=== Short problem ===
Go through the listing beneath this task and return every line that carries the string "الفراء".

=== Dataset ===
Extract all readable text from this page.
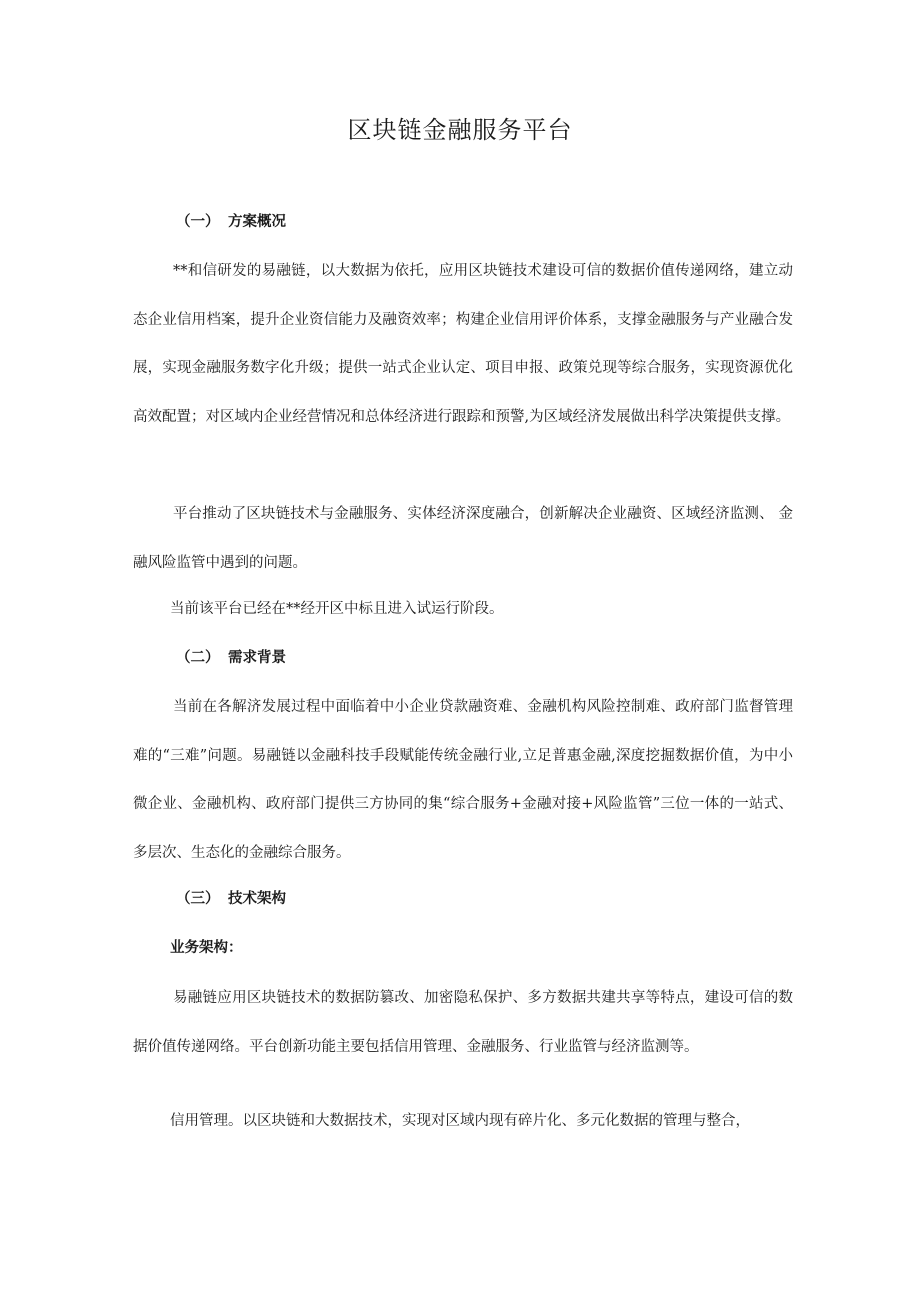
区块链金融服务平台
（一） 方案概况

**和信研发的易融链，以大数据为依托，应用区块链技术建设可信的数据价值传递网络，建立动态企业信用档案，提升企业资信能力及融资效率；构建企业信用评价体系，支撑金融服务与产业融合发展，实现金融服务数字化升级；提供一站式企业认定、项目申报、政策兑现等综合服务，实现资源优化高效配置；对区域内企业经营情况和总体经济进行跟踪和预警,为区域经济发展做出科学决策提供支撑。

平台推动了区块链技术与金融服务、实体经济深度融合，创新解决企业融资、区域经济监测、 金融风险监管中遇到的问题。

当前该平台已经在**经开区中标且进入试运行阶段。

（二） 需求背景

当前在各解济发展过程中面临着中小企业贷款融资难、金融机构风险控制难、政府部门监督管理难的“三难”问题。易融链以金融科技手段赋能传统金融行业,立足普惠金融,深度挖掘数据价值，为中小微企业、金融机构、政府部门提供三方协同的集“综合服务+金融对接+风险监管”三位一体的一站式、多层次、生态化的金融综合服务。

（三） 技术架构
业务架构：

易融链应用区块链技术的数据防篡改、加密隐私保护、多方数据共建共享等特点，建设可信的数据价值传递网络。平台创新功能主要包括信用管理、金融服务、行业监管与经济监测等。

信用管理。以区块链和大数据技术，实现对区域内现有碎片化、多元化数据的管理与整合，
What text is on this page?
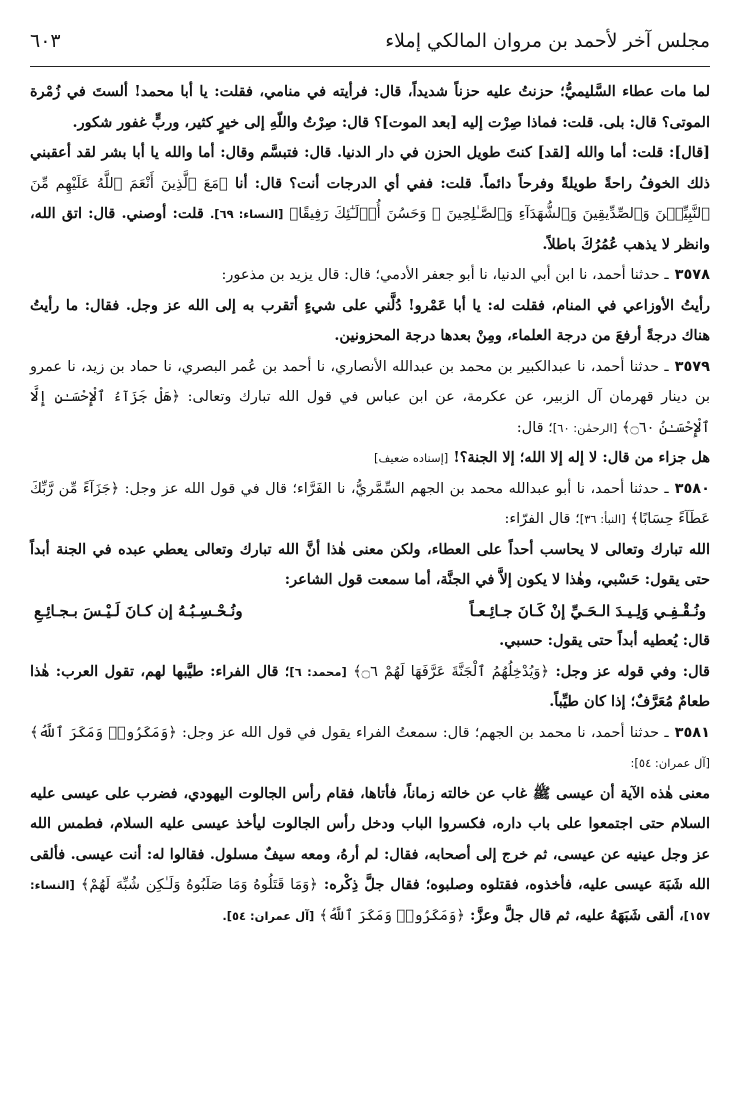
مجلس آخر لأحمد بن مروان المالكي إملاء
٦٠٣

لما مات عطاء السَّليميُّ؛ حزنتُ عليه حزناً شديداً، قال: فرأيته في منامي، فقلت: يا أبا محمد! ألستَ في زُمْرة الموتى؟ قال: بلى. قلت: فماذا صِرْت إليه [بعد الموت]؟ قال: صِرْتُ واللّهِ إلى خيرٍ كثير، وربٍّ غفور شكور.

[قال]: قلت: أما والله [لقد] كنتَ طويل الحزن في دار الدنيا. قال: فتبسَّم وقال: أما والله يا أبا بشر لقد أعقبني ذلك الخوفُ راحةً طويلةً وفرحاً دائماً. قلت: ففي أي الدرجات أنت؟ قال: أنا ﴿مَعَ ٱلَّذِينَ أَنْعَمَ ٱللَّهُ عَلَيْهِم مِّنَ ٱلنَّبِيِّـۧنَ وَٱلصِّدِّيقِينَ وَٱلشُّهَدَآءِ وَٱلصَّـٰلِحِينَ ۚ وَحَسُنَ أُو۟لَـٰٓئِكَ رَفِيقًا﴾ [النساء: ٦٩]. قلت: أوصني. قال: اتق الله، وانظر لا يذهب عُمُرُكَ باطلاً.

٣٥٧٨ـ حدثنا أحمد، نا ابن أبي الدنيا، نا أبو جعفر الأدمي؛ قال: قال يزيد بن مذعور:

رأيتُ الأوزاعي في المنام، فقلت له: يا أبا عَمْرو! دُلَّني على شيءٍ أتقرب به إلى الله عز وجل. فقال: ما رأيتُ هناك درجةً أرفعَ من درجة العلماء، ومِنْ بعدها درجة المحزونين.

٣٥٧٩ـ حدثنا أحمد، نا عبدالكبير بن محمد بن عبدالله الأنصاري، نا أحمد بن عُمر البصري، نا حماد بن زيد، نا عمرو بن دينار قهرمان آل الزبير، عن عكرمة، عن ابن عباس في قول الله تبارك وتعالى: ﴿هَلْ جَزَآءُ ٱلْإِحْسَـٰنِ إِلَّا ٱلْإِحْسَـٰنُ ۝٦٠﴾ [الرحمٰن: ٦٠]؛ قال:

هل جزاء من قال: لا إله إلا الله؛ إلا الجنة؟! [إسناده ضعيف]

٣٥٨٠ـ حدثنا أحمد، نا أبو عبدالله محمد بن الجهم السِّمَّريُّ، نا الفَرَّاء؛ قال في قول الله عز وجل: ﴿جَزَآءً مِّن رَّبِّكَ عَطَآءً حِسَابًا﴾ [النبأ: ٣٦]؛ قال الفرّاء:

الله تبارك وتعالى لا يحاسب أحداً على العطاء، ولكن معنى هٰذا أنَّ الله تبارك وتعالى يعطي عبده في الجنة أبداً حتى يقول: حَسْبي، وهٰذا لا يكون إلاَّ في الجنَّة، أما سمعت قول الشاعر:

ونُـقْـفِـي وَلِـيـدَ الـحَـيِّ إنْ كَـانَ جـائِـعـاً
ونُـحْـسِـبُـهُ إن كـانَ لَـيْـسَ بـجـائِـعِ

قال: يُعطيه أبداً حتى يقول: حسبي.

قال: وفي قوله عز وجل: ﴿وَيُدْخِلُهُمُ ٱلْجَنَّةَ عَرَّفَهَا لَهُمْ ۝٦﴾ [محمد: ٦]؛ قال الفراء: طيَّبها لهم، تقول العرب: هٰذا طعامٌ مُعَرَّفٌ؛ إذا كان طيِّباً.

٣٥٨١ـ حدثنا أحمد، نا محمد بن الجهم؛ قال: سمعتُ الفراء يقول في قول الله عز وجل: ﴿وَمَكَرُوا۟ وَمَكَرَ ٱللَّهُ﴾ [آل عمران: ٥٤]:

معنى هٰذه الآية أن عيسى ﷺ غاب عن خالته زماناً، فأتاها، فقام رأس الجالوت اليهودي، فضرب على عيسى عليه السلام حتى اجتمعوا على باب داره، فكسروا الباب ودخل رأس الجالوت ليأخذ عيسى عليه السلام، فطمس الله عز وجل عينيه عن عيسى، ثم خرج إلى أصحابه، فقال: لم أرهُ، ومعه سيفٌ مسلول. فقالوا له: أنت عيسى. فألقى الله شَبَهَ عيسى عليه، فأخذوه، فقتلوه وصلبوه؛ فقال جلَّ ذِكْره: ﴿وَمَا قَتَلُوهُ وَمَا صَلَبُوهُ وَلَـٰكِن شُبِّهَ لَهُمْ﴾ [النساء: ١٥٧]، ألقى شَبَهَهُ عليه، ثم قال جلَّ وعزَّ: ﴿وَمَكَرُوا۟ وَمَكَرَ ٱللَّهُ﴾ [آل عمران: ٥٤].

=== Answer below ===
قال: وفي قوله عز وجل: ﴿وَيُدْخِلُهُمُ ٱلْجَنَّةَ عَرَّفَهَا لَهُمْ ۝٦﴾ [محمد: ٦]؛ قال الفراء: طيَّبها لهم، تقول العرب: هٰذا طعامٌ مُعَرَّفٌ؛ إذا كان طيِّباً.
٣٥٨١ـ حدثنا أحمد، نا محمد بن الجهم؛ قال: سمعتُ الفراء يقول في قول الله عز وجل: ﴿وَمَكَرُوا۟ وَمَكَرَ ٱللَّهُ﴾ [آل عمران: ٥٤]:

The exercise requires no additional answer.